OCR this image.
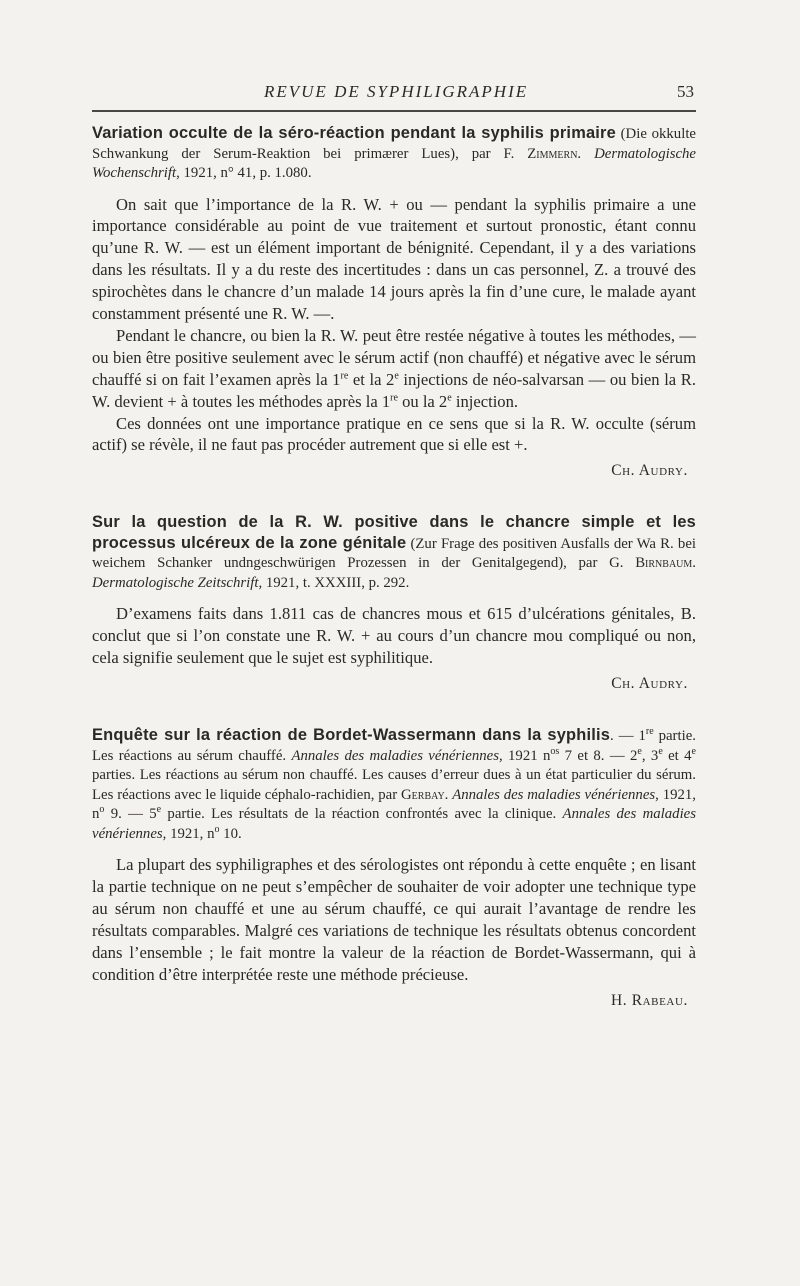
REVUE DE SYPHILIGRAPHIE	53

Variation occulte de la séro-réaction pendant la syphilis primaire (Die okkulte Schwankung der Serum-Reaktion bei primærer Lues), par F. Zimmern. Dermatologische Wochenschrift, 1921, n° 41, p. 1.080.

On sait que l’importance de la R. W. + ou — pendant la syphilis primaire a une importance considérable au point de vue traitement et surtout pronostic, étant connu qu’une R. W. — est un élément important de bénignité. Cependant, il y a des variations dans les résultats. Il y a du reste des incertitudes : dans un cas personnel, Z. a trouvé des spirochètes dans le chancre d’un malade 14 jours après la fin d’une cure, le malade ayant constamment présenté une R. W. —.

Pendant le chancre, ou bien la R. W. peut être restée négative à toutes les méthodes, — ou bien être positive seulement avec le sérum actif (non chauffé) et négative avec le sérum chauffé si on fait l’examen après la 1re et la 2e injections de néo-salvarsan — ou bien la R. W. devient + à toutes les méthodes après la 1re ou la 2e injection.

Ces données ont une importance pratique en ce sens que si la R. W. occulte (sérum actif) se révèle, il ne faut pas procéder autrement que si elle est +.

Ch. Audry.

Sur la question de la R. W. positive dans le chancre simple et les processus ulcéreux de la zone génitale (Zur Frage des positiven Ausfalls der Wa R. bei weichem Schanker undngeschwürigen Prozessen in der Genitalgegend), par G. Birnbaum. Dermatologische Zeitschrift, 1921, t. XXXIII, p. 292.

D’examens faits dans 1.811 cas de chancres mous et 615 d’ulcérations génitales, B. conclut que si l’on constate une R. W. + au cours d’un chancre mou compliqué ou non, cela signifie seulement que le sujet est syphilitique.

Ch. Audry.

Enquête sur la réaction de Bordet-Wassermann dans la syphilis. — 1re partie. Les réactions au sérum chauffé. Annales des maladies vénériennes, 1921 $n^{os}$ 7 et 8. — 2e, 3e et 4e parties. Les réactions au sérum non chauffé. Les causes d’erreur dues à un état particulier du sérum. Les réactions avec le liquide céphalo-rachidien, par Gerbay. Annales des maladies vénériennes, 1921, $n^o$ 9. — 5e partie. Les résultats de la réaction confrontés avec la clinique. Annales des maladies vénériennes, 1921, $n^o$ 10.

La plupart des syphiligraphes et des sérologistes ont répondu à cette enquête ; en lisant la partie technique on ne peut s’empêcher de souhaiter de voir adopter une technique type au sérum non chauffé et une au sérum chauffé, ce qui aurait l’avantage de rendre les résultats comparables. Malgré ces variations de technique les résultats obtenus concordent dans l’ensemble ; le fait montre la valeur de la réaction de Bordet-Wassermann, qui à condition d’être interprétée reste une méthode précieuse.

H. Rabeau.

---------------

Do not copy the pictures, but repeat every line exactly.

OCR this image.
REVUE DE SYPHILIGRAPHIE	53

Variation occulte de la séro-réaction pendant la syphilis primaire (Die okkulte Schwankung der Serum-Reaktion bei primærer Lues), par F. Zimmern. Dermatologische Wochenschrift, 1921, n° 41, p. 1.080.

On sait que l’importance de la R. W. + ou — pendant la syphilis primaire a une importance considérable au point de vue traitement et surtout pronostic, étant connu qu’une R. W. — est un élément important de bénignité. Cependant, il y a des variations dans les résultats. Il y a du reste des incertitudes : dans un cas personnel, Z. a trouvé des spirochètes dans le chancre d’un malade 14 jours après la fin d’une cure, le malade ayant constamment présenté une R. W. —.

Pendant le chancre, ou bien la R. W. peut être restée négative à toutes les méthodes, — ou bien être positive seulement avec le sérum actif (non chauffé) et négative avec le sérum chauffé si on fait l’examen après la 1re et la 2e injections de néo-salvarsan — ou bien la R. W. devient + à toutes les méthodes après la 1re ou la 2e injection.

Ces données ont une importance pratique en ce sens que si la R. W. occulte (sérum actif) se révèle, il ne faut pas procéder autrement que si elle est +.

Ch. Audry.

Sur la question de la R. W. positive dans le chancre simple et les processus ulcéreux de la zone génitale (Zur Frage des positiven Ausfalls der Wa R. bei weichem Schanker undngeschwürigen Prozessen in der Genitalgegend), par G. Birnbaum. Dermatologische Zeitschrift, 1921, t. XXXIII, p. 292.

D’examens faits dans 1.811 cas de chancres mous et 615 d’ulcérations génitales, B. conclut que si l’on constate une R. W. + au cours d’un chancre mou compliqué ou non, cela signifie seulement que le sujet est syphilitique.

Ch. Audry.

Enquête sur la réaction de Bordet-Wassermann dans la syphilis. — 1re partie. Les réactions au sérum chauffé. Annales des maladies vénériennes, 1921 $n^{os}$ 7 et 8. — 2e, 3e et 4e parties. Les réactions au sérum non chauffé. Les causes d’erreur dues à un état particulier du sérum. Les réactions avec le liquide céphalo-rachidien, par Gerbay. Annales des maladies vénériennes, 1921, $n^o$ 9. — 5e partie. Les résultats de la réaction confrontés avec la clinique. Annales des maladies vénériennes, 1921, $n^o$ 10.

La plupart des syphiligraphes et des sérologistes ont répondu à cette enquête ; en lisant la partie technique on ne peut s’empêcher de souhaiter de voir adopter une technique type au sérum non chauffé et une au sérum chauffé, ce qui aurait l’avantage de rendre les résultats comparables. Malgré ces variations de technique les résultats obtenus concordent dans l’ensemble ; le fait montre la valeur de la réaction de Bordet-Wassermann, qui à condition d’être interprétée reste une méthode précieuse.

H. Rabeau.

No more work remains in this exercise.